>> begin WORKING DATA
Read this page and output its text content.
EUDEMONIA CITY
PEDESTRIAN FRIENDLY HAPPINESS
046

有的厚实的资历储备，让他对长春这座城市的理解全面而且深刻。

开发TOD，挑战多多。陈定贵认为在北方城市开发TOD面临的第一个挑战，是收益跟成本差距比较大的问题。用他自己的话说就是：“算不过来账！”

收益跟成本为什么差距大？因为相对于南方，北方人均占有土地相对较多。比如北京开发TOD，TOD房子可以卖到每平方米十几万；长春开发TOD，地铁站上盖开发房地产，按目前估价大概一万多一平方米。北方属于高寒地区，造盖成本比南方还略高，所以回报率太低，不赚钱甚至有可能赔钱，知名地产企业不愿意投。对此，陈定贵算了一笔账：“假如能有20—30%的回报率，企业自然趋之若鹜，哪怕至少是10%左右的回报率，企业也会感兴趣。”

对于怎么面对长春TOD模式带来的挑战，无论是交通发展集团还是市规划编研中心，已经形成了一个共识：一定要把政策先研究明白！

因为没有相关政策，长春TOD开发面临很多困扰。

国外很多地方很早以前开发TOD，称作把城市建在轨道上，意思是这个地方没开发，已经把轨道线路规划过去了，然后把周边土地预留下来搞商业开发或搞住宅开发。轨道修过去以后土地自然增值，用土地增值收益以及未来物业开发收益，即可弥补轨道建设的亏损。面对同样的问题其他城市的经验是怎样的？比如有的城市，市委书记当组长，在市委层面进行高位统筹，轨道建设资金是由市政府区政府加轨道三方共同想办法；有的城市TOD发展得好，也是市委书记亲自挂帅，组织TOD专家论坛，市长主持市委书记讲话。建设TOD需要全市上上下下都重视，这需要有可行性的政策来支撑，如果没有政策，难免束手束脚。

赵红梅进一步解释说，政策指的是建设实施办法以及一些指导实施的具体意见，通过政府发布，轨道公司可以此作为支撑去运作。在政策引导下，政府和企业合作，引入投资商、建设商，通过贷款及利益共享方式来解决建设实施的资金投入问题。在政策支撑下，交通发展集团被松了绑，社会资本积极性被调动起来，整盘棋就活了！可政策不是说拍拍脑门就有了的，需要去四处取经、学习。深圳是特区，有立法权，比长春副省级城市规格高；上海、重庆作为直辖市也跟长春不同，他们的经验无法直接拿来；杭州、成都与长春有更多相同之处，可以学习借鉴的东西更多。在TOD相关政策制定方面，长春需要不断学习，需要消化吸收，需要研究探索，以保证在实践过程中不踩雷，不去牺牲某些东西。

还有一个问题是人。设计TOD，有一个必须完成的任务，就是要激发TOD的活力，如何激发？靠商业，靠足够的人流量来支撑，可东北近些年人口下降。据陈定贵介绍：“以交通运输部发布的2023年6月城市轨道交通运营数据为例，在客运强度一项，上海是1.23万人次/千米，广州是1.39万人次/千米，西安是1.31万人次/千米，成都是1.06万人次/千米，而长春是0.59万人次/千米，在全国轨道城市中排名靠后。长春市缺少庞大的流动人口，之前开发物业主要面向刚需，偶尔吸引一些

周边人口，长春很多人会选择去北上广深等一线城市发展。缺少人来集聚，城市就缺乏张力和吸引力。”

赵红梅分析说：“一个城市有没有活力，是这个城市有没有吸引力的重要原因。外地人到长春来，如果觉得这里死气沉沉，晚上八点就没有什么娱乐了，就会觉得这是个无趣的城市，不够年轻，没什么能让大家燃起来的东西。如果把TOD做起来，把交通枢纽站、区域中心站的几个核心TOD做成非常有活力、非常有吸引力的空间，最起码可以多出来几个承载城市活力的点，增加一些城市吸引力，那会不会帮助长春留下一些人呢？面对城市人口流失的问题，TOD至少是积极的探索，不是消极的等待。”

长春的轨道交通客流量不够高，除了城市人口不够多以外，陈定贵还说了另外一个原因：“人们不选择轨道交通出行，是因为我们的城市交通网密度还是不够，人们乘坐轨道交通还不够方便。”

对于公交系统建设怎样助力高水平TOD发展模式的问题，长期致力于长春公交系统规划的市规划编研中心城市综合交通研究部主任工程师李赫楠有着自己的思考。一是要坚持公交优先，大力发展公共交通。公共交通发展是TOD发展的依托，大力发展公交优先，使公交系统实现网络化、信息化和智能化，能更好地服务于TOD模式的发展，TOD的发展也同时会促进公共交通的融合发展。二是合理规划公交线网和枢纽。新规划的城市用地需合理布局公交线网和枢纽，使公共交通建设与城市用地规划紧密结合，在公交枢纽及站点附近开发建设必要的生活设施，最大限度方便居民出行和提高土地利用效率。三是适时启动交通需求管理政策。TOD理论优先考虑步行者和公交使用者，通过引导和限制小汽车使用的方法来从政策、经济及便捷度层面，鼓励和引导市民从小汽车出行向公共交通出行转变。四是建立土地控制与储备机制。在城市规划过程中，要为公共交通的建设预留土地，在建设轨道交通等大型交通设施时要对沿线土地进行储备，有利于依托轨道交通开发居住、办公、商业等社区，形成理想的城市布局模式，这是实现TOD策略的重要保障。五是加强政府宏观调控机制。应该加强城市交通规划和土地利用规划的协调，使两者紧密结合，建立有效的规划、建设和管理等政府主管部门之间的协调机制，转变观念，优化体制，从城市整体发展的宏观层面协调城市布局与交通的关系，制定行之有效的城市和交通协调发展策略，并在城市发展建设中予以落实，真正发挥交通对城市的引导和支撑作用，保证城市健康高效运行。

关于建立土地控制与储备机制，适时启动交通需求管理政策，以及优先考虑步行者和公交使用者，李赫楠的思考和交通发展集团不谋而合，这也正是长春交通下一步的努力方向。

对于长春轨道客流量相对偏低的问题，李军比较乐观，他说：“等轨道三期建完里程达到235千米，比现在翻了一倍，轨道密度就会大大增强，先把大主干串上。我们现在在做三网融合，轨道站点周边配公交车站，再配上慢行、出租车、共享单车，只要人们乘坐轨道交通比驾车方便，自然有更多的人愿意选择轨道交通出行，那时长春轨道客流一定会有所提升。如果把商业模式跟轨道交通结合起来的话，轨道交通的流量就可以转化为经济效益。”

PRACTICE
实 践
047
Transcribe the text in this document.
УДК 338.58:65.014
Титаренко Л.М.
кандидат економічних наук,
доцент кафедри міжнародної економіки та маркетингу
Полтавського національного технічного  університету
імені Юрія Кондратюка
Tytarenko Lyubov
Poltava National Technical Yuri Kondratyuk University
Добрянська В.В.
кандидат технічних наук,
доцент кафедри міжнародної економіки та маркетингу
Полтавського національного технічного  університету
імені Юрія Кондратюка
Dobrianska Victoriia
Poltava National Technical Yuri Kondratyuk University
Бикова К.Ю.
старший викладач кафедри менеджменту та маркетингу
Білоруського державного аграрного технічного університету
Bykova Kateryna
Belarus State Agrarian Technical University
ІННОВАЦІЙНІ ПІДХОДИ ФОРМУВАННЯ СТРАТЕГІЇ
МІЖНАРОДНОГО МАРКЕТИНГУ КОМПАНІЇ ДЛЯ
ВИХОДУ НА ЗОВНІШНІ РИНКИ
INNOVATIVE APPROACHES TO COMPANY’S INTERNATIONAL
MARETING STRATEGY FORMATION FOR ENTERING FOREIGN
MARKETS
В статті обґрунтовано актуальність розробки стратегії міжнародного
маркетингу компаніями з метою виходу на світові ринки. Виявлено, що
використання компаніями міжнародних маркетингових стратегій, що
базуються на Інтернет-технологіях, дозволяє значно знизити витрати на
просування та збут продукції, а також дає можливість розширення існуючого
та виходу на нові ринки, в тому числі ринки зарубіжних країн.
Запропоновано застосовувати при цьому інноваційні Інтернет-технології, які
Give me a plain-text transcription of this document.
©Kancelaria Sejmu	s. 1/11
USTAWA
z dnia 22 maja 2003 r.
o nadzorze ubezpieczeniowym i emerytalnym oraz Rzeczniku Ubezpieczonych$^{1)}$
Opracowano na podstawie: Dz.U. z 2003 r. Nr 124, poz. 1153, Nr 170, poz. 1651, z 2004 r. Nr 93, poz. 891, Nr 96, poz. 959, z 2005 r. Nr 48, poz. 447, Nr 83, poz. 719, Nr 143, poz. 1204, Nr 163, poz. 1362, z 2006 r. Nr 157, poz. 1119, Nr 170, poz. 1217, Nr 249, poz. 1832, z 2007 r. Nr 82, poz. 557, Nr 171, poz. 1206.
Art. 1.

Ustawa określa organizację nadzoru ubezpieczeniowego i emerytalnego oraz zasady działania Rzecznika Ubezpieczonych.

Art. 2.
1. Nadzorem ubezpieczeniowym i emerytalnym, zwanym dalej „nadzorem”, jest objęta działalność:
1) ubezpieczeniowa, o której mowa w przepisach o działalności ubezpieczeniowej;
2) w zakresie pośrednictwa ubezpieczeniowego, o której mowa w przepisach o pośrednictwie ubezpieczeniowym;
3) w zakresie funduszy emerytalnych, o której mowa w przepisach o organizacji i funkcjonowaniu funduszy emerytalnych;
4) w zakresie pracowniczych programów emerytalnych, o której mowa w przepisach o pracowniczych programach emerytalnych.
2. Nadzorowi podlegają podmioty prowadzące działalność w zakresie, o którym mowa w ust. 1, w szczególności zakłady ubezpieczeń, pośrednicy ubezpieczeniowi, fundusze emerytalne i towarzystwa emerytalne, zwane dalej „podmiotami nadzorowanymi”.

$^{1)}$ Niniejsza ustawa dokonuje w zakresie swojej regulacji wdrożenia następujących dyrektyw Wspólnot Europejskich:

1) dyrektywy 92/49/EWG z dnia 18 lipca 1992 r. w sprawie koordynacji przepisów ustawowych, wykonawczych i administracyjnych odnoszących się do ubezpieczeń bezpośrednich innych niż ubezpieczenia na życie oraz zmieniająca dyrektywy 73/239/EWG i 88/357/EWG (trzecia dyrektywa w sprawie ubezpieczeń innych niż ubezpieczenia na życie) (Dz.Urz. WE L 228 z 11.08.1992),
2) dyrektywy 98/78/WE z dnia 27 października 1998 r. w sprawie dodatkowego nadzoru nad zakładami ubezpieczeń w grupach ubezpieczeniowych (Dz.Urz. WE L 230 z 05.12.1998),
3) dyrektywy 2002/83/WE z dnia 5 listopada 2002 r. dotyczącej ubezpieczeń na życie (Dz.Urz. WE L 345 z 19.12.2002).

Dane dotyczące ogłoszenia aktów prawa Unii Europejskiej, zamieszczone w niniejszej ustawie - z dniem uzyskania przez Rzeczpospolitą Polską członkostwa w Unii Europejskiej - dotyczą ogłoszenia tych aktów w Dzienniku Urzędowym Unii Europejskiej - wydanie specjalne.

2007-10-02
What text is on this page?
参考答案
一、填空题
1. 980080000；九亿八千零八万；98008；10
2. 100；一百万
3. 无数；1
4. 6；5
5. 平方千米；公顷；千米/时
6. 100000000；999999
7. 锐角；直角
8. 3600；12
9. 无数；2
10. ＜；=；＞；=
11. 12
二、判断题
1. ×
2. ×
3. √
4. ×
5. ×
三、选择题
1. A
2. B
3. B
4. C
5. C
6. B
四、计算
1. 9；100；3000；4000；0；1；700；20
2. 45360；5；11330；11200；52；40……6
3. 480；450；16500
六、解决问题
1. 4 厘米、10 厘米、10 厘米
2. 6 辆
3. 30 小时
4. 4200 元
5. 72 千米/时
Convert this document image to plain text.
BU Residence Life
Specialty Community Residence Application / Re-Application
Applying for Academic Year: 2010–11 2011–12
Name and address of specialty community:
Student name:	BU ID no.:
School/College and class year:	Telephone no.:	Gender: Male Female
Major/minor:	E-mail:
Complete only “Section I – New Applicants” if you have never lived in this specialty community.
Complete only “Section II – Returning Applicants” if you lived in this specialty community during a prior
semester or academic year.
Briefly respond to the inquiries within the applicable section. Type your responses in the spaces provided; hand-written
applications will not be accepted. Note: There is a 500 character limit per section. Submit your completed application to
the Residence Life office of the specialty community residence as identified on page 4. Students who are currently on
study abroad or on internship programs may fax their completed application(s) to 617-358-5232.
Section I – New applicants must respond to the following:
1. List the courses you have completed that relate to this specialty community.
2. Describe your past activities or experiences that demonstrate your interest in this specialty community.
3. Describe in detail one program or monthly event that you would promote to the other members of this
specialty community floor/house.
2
>> end WORKING DATA
DIRECTIVE>
Set down nothing but the lines from the one with "Convert this document image to plain text." through the end of the records, keeping each line exactly as written and including both ends.

SOLUTION FOR THIS TASK>
Convert this document image to plain text.
BU Residence Life
Specialty Community Residence Application / Re-Application
Applying for Academic Year: 2010–11 2011–12
Name and address of specialty community:
Student name:	BU ID no.:
School/College and class year:	Telephone no.:	Gender: Male Female
Major/minor:	E-mail:
Complete only “Section I – New Applicants” if you have never lived in this specialty community.
Complete only “Section II – Returning Applicants” if you lived in this specialty community during a prior
semester or academic year.
Briefly respond to the inquiries within the applicable section. Type your responses in the spaces provided; hand-written
applications will not be accepted. Note: There is a 500 character limit per section. Submit your completed application to
the Residence Life office of the specialty community residence as identified on page 4. Students who are currently on
study abroad or on internship programs may fax their completed application(s) to 617-358-5232.
Section I – New applicants must respond to the following:
1. List the courses you have completed that relate to this specialty community.
2. Describe your past activities or experiences that demonstrate your interest in this specialty community.
3. Describe in detail one program or monthly event that you would promote to the other members of this
specialty community floor/house.
2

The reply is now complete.